=== Information shown ===
--

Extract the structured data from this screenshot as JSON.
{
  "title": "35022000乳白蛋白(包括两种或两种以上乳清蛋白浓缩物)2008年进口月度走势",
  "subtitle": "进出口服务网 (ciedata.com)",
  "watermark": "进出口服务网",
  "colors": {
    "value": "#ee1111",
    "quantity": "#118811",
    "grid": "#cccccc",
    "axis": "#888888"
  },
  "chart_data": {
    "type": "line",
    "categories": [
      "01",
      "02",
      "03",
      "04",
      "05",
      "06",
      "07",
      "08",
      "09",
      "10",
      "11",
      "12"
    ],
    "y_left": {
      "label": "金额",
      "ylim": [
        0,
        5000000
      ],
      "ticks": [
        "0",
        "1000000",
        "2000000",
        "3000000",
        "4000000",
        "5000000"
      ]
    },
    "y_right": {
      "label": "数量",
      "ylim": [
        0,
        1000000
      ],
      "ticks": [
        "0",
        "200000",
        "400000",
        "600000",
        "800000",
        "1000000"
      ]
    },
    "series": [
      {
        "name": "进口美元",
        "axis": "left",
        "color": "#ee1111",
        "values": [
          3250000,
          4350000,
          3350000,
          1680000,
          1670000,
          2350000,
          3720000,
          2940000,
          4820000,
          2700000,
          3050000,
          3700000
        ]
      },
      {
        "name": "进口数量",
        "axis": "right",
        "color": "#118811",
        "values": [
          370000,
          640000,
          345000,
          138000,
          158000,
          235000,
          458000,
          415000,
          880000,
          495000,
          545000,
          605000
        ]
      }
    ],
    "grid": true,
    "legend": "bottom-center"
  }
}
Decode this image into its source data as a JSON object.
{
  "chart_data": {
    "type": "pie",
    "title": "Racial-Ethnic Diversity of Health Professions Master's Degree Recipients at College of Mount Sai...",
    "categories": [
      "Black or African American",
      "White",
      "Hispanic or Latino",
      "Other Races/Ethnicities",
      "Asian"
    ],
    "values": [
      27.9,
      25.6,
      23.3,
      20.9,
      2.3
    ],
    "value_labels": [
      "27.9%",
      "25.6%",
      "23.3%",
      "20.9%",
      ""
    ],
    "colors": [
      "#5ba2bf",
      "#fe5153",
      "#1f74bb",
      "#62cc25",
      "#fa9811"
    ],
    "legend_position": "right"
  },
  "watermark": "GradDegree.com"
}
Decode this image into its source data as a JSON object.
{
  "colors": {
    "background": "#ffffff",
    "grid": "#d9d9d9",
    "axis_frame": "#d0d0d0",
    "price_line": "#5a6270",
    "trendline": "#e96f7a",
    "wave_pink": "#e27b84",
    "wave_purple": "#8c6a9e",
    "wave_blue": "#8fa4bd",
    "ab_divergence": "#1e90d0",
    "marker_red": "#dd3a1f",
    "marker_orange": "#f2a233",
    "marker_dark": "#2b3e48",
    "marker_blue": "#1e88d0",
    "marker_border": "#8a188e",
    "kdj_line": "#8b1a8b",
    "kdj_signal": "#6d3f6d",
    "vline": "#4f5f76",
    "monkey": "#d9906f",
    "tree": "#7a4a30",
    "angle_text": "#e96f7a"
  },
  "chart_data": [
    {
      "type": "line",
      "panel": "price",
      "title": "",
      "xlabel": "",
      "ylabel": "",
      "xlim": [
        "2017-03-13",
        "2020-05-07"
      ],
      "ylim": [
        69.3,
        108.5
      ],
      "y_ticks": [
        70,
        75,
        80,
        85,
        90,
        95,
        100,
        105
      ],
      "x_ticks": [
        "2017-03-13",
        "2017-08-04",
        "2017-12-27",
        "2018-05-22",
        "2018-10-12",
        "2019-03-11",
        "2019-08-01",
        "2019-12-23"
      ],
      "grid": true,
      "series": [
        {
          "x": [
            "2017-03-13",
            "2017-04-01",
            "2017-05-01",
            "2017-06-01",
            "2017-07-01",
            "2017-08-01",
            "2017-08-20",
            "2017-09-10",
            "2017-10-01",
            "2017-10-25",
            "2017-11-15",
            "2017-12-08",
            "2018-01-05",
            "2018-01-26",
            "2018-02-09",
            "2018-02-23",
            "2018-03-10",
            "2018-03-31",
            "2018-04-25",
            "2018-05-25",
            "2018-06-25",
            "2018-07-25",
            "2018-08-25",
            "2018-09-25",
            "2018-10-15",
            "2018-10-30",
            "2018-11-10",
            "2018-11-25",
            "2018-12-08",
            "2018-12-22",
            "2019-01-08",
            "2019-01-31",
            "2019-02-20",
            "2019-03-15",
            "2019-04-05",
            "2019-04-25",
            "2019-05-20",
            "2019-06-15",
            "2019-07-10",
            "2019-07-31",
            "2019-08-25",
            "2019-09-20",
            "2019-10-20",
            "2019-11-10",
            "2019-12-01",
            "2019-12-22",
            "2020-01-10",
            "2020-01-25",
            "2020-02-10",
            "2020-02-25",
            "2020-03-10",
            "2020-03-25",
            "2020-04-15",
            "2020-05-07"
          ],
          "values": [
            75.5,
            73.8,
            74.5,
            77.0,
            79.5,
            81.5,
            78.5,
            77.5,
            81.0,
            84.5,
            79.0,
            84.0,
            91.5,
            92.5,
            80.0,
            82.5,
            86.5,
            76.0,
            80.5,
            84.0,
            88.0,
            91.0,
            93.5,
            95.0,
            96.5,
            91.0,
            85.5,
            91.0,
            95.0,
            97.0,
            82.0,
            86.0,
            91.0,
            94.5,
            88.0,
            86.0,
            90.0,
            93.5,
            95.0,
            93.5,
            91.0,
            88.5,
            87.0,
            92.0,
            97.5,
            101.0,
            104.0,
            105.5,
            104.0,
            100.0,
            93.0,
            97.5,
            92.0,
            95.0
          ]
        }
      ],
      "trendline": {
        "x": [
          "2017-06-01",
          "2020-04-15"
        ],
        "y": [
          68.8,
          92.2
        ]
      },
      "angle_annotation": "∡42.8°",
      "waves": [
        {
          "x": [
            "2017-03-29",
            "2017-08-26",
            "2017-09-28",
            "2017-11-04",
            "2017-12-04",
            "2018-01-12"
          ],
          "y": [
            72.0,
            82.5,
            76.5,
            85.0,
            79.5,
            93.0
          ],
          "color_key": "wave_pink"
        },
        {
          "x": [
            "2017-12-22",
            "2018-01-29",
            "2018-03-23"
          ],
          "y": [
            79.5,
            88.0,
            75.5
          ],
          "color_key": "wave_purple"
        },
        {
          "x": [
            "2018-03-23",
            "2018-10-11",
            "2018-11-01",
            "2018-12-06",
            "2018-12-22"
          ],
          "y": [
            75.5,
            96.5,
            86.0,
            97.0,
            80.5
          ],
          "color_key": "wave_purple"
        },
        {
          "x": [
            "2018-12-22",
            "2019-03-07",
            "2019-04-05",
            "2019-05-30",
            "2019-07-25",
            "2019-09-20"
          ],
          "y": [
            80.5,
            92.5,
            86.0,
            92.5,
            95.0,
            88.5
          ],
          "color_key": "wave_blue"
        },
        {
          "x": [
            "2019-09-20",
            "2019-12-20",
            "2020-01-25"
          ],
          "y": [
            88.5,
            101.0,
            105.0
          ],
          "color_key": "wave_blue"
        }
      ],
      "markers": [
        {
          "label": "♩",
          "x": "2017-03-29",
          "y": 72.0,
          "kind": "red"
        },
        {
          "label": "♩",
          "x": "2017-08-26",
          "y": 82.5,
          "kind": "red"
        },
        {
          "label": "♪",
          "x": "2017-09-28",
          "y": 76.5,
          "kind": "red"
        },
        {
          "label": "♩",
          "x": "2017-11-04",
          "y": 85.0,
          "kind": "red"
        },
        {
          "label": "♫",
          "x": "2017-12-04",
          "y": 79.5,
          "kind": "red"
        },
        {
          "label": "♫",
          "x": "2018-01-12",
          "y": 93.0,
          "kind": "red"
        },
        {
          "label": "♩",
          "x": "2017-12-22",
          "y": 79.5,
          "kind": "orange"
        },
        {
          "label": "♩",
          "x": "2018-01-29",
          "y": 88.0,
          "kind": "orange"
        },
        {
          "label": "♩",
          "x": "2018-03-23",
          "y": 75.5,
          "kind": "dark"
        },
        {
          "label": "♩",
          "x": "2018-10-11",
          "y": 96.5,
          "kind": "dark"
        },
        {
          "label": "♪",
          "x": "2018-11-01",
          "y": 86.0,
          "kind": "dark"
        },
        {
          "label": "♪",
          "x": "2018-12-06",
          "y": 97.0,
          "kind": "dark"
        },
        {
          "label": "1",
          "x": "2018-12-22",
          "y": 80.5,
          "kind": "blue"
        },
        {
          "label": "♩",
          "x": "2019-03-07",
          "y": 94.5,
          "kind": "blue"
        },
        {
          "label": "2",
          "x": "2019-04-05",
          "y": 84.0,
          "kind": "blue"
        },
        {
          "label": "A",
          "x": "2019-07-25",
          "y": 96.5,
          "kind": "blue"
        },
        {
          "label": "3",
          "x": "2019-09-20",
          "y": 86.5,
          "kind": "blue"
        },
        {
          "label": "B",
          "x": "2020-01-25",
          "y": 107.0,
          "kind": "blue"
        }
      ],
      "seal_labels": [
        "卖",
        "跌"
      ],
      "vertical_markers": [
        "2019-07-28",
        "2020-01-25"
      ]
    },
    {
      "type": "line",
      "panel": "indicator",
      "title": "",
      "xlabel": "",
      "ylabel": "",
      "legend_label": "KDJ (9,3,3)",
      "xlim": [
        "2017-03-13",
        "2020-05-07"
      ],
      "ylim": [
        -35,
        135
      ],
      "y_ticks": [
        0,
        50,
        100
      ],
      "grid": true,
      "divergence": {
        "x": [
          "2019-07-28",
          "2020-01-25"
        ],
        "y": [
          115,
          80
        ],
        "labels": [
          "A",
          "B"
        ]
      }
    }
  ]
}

--

=== Instruction ===
Report how many lines of the data contain the word "watermark", using the number alone.

=== Result of this exercise ===
2